▸ Task to carry out: Report, as a bare number, how many lines hold "給与年調".

(Dataset records)
·····

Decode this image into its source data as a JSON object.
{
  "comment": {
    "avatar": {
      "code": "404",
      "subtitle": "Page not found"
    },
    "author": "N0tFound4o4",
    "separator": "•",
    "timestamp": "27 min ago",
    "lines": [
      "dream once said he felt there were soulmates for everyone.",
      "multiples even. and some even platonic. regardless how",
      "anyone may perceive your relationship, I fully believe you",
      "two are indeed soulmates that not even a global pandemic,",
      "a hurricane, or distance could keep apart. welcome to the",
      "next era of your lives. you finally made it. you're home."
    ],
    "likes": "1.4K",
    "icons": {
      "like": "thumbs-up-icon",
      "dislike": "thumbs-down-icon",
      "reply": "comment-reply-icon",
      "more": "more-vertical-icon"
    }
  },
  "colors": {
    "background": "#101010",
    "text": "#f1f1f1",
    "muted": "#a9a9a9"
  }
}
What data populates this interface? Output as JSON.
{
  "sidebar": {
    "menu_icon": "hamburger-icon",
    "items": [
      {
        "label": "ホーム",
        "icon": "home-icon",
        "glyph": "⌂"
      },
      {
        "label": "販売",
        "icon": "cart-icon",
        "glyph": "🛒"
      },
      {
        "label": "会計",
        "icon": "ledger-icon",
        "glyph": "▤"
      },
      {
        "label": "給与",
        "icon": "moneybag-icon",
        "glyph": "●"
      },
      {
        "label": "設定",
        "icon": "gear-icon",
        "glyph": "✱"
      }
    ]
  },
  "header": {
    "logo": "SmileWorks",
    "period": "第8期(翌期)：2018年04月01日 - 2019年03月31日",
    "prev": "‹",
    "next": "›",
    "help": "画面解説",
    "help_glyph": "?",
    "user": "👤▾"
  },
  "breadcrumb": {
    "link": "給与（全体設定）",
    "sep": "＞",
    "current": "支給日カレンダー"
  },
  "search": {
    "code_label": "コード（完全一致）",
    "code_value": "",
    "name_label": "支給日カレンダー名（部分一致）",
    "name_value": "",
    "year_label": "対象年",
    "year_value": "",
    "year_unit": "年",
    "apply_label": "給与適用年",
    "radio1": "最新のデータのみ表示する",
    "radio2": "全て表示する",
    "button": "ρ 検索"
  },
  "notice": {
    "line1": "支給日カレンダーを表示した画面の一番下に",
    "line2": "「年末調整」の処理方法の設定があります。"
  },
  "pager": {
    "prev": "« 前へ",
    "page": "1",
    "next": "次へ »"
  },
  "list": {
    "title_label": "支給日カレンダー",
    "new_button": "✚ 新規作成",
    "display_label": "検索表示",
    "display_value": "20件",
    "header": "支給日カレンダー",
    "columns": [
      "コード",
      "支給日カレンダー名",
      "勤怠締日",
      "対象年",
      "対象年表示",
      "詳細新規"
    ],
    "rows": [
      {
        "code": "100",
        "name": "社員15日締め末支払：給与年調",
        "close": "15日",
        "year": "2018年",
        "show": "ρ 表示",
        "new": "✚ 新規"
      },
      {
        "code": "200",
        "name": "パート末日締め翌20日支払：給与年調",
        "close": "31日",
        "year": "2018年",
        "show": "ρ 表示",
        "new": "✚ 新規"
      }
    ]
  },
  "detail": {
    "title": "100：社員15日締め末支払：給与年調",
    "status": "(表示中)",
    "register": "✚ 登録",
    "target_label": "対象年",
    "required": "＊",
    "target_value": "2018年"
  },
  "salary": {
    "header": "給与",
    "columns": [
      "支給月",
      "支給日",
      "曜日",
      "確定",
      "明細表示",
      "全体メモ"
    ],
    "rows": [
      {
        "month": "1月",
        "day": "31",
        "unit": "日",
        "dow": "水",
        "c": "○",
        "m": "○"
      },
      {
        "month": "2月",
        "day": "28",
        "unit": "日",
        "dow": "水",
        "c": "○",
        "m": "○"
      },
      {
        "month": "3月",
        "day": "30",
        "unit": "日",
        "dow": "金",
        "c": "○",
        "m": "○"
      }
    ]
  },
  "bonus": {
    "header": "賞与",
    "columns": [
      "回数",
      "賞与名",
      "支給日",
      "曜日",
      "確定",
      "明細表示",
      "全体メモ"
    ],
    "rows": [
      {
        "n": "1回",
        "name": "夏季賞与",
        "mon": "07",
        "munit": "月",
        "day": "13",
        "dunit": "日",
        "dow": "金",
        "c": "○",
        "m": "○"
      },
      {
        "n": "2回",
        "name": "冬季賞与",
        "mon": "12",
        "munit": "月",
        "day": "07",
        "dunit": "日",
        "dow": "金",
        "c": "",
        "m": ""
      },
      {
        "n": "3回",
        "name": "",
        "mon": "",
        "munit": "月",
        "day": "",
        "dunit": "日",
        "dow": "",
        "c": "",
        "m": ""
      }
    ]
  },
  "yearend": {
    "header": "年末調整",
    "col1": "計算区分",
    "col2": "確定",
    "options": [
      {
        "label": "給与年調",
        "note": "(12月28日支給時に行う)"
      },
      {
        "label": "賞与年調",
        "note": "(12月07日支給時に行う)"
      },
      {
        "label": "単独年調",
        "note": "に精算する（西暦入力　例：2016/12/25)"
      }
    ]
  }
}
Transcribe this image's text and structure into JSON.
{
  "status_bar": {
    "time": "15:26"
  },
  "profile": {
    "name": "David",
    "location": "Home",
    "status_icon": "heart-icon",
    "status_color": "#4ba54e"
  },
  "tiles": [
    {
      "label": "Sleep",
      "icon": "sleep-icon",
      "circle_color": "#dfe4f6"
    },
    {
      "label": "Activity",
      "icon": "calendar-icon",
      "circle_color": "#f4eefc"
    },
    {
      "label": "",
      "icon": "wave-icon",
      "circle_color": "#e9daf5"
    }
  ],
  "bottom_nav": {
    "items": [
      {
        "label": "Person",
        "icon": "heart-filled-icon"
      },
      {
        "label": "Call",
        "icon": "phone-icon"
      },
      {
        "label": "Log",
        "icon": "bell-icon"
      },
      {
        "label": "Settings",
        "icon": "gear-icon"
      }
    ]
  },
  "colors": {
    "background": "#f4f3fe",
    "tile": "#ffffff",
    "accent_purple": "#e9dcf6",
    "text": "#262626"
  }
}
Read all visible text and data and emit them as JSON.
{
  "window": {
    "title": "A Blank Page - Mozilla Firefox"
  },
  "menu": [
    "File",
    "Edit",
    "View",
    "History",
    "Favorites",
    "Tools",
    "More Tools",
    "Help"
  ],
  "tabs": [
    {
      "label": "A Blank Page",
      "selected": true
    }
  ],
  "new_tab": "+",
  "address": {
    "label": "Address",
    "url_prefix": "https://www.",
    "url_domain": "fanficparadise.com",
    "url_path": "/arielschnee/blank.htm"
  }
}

·····

▸ Answer to this task: 4